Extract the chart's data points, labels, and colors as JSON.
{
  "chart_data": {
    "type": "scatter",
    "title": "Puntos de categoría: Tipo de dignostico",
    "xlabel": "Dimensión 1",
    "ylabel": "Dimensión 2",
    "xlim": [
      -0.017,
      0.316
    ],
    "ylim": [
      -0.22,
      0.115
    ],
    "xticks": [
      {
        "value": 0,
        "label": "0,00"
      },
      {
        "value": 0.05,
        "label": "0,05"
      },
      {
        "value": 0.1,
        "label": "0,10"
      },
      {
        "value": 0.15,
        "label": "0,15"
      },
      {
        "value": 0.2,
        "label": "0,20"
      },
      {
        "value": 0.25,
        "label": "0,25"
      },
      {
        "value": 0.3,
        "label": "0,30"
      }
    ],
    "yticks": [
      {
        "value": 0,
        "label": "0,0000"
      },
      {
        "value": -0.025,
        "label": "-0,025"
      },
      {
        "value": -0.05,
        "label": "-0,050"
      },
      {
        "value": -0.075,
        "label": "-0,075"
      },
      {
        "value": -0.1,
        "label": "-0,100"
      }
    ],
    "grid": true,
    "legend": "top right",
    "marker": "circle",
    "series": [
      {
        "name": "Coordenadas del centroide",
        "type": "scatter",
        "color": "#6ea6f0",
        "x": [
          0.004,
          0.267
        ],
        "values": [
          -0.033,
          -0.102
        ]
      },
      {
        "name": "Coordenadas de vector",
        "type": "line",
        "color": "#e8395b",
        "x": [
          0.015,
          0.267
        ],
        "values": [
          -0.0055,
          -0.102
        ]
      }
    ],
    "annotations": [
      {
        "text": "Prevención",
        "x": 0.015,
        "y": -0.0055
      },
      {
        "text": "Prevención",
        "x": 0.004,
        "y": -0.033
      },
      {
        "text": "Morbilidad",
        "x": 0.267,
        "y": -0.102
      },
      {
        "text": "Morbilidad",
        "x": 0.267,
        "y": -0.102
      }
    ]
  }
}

————————

**WRITTEN PROBLEM:** Repeat the entries exactly, all of them.

**ANSWER IN FULL:**
Extract the chart's data points, labels, and colors as JSON.
{
  "chart_data": {
    "type": "scatter",
    "title": "Puntos de categoría: Tipo de dignostico",
    "xlabel": "Dimensión 1",
    "ylabel": "Dimensión 2",
    "xlim": [
      -0.017,
      0.316
    ],
    "ylim": [
      -0.22,
      0.115
    ],
    "xticks": [
      {
        "value": 0,
        "label": "0,00"
      },
      {
        "value": 0.05,
        "label": "0,05"
      },
      {
        "value": 0.1,
        "label": "0,10"
      },
      {
        "value": 0.15,
        "label": "0,15"
      },
      {
        "value": 0.2,
        "label": "0,20"
      },
      {
        "value": 0.25,
        "label": "0,25"
      },
      {
        "value": 0.3,
        "label": "0,30"
      }
    ],
    "yticks": [
      {
        "value": 0,
        "label": "0,0000"
      },
      {
        "value": -0.025,
        "label": "-0,025"
      },
      {
        "value": -0.05,
        "label": "-0,050"
      },
      {
        "value": -0.075,
        "label": "-0,075"
      },
      {
        "value": -0.1,
        "label": "-0,100"
      }
    ],
    "grid": true,
    "legend": "top right",
    "marker": "circle",
    "series": [
      {
        "name": "Coordenadas del centroide",
        "type": "scatter",
        "color": "#6ea6f0",
        "x": [
          0.004,
          0.267
        ],
        "values": [
          -0.033,
          -0.102
        ]
      },
      {
        "name": "Coordenadas de vector",
        "type": "line",
        "color": "#e8395b",
        "x": [
          0.015,
          0.267
        ],
        "values": [
          -0.0055,
          -0.102
        ]
      }
    ],
    "annotations": [
      {
        "text": "Prevención",
        "x": 0.015,
        "y": -0.0055
      },
      {
        "text": "Prevención",
        "x": 0.004,
        "y": -0.033
      },
      {
        "text": "Morbilidad",
        "x": 0.267,
        "y": -0.102
      },
      {
        "text": "Morbilidad",
        "x": 0.267,
        "y": -0.102
      }
    ]
  }
}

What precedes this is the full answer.